(Stored items)
┄┄┄┄┄┄┄┄┄┄

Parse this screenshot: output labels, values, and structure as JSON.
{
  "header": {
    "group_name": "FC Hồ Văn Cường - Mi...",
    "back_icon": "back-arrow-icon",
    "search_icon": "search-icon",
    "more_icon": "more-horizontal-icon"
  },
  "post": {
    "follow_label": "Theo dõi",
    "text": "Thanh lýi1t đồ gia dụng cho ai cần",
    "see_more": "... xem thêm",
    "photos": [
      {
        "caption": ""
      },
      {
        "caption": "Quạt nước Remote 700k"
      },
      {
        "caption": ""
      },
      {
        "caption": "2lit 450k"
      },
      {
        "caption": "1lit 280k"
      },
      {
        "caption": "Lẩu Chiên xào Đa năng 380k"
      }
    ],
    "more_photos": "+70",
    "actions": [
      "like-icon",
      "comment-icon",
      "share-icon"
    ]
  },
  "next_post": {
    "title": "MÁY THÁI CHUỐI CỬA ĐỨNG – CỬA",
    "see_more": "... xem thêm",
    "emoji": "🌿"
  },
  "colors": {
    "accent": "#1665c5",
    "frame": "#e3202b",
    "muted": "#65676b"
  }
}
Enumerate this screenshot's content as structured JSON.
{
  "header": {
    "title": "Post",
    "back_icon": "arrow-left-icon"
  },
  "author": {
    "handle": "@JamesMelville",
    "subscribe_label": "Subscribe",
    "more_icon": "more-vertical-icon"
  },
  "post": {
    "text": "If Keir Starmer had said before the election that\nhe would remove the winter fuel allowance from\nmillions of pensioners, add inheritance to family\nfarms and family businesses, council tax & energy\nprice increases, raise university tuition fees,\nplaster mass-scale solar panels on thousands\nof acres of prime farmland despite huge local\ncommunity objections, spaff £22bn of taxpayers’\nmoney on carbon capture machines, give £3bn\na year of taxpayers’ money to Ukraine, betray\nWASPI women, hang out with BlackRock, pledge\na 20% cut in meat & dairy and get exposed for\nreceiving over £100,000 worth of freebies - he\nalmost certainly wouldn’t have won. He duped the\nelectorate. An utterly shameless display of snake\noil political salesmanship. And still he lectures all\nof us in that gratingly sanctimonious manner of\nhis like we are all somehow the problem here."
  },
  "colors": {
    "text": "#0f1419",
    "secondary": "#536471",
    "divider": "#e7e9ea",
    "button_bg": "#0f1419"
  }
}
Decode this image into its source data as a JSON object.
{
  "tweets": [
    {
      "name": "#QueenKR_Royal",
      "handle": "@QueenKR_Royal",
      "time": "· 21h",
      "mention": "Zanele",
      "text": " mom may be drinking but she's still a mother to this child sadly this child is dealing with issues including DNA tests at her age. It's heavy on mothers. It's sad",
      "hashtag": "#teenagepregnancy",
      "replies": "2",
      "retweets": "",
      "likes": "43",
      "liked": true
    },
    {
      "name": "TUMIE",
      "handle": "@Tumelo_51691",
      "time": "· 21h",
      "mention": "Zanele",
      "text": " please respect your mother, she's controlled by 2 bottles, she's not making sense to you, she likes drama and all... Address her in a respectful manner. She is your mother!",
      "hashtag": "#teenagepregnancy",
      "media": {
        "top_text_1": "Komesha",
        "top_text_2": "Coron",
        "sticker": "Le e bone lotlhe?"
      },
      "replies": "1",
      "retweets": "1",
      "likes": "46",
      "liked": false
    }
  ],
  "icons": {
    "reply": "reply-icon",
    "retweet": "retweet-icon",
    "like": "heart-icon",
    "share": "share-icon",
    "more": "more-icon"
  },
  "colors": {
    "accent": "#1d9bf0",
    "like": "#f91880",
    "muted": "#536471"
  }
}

┄┄┄┄┄┄┄┄┄┄

Exercise goal
Each entry above is to be quoted exactly.

Completed task
Parse this screenshot: output labels, values, and structure as JSON.
{
  "header": {
    "group_name": "FC Hồ Văn Cường - Mi...",
    "back_icon": "back-arrow-icon",
    "search_icon": "search-icon",
    "more_icon": "more-horizontal-icon"
  },
  "post": {
    "follow_label": "Theo dõi",
    "text": "Thanh lýi1t đồ gia dụng cho ai cần",
    "see_more": "... xem thêm",
    "photos": [
      {
        "caption": ""
      },
      {
        "caption": "Quạt nước Remote 700k"
      },
      {
        "caption": ""
      },
      {
        "caption": "2lit 450k"
      },
      {
        "caption": "1lit 280k"
      },
      {
        "caption": "Lẩu Chiên xào Đa năng 380k"
      }
    ],
    "more_photos": "+70",
    "actions": [
      "like-icon",
      "comment-icon",
      "share-icon"
    ]
  },
  "next_post": {
    "title": "MÁY THÁI CHUỐI CỬA ĐỨNG – CỬA",
    "see_more": "... xem thêm",
    "emoji": "🌿"
  },
  "colors": {
    "accent": "#1665c5",
    "frame": "#e3202b",
    "muted": "#65676b"
  }
}
Enumerate this screenshot's content as structured JSON.
{
  "header": {
    "title": "Post",
    "back_icon": "arrow-left-icon"
  },
  "author": {
    "handle": "@JamesMelville",
    "subscribe_label": "Subscribe",
    "more_icon": "more-vertical-icon"
  },
  "post": {
    "text": "If Keir Starmer had said before the election that\nhe would remove the winter fuel allowance from\nmillions of pensioners, add inheritance to family\nfarms and family businesses, council tax & energy\nprice increases, raise university tuition fees,\nplaster mass-scale solar panels on thousands\nof acres of prime farmland despite huge local\ncommunity objections, spaff £22bn of taxpayers’\nmoney on carbon capture machines, give £3bn\na year of taxpayers’ money to Ukraine, betray\nWASPI women, hang out with BlackRock, pledge\na 20% cut in meat & dairy and get exposed for\nreceiving over £100,000 worth of freebies - he\nalmost certainly wouldn’t have won. He duped the\nelectorate. An utterly shameless display of snake\noil political salesmanship. And still he lectures all\nof us in that gratingly sanctimonious manner of\nhis like we are all somehow the problem here."
  },
  "colors": {
    "text": "#0f1419",
    "secondary": "#536471",
    "divider": "#e7e9ea",
    "button_bg": "#0f1419"
  }
}
Decode this image into its source data as a JSON object.
{
  "tweets": [
    {
      "name": "#QueenKR_Royal",
      "handle": "@QueenKR_Royal",
      "time": "· 21h",
      "mention": "Zanele",
      "text": " mom may be drinking but she's still a mother to this child sadly this child is dealing with issues including DNA tests at her age. It's heavy on mothers. It's sad",
      "hashtag": "#teenagepregnancy",
      "replies": "2",
      "retweets": "",
      "likes": "43",
      "liked": true
    },
    {
      "name": "TUMIE",
      "handle": "@Tumelo_51691",
      "time": "· 21h",
      "mention": "Zanele",
      "text": " please respect your mother, she's controlled by 2 bottles, she's not making sense to you, she likes drama and all... Address her in a respectful manner. She is your mother!",
      "hashtag": "#teenagepregnancy",
      "media": {
        "top_text_1": "Komesha",
        "top_text_2": "Coron",
        "sticker": "Le e bone lotlhe?"
      },
      "replies": "1",
      "retweets": "1",
      "likes": "46",
      "liked": false
    }
  ],
  "icons": {
    "reply": "reply-icon",
    "retweet": "retweet-icon",
    "like": "heart-icon",
    "share": "share-icon",
    "more": "more-icon"
  },
  "colors": {
    "accent": "#1d9bf0",
    "like": "#f91880",
    "muted": "#536471"
  }
}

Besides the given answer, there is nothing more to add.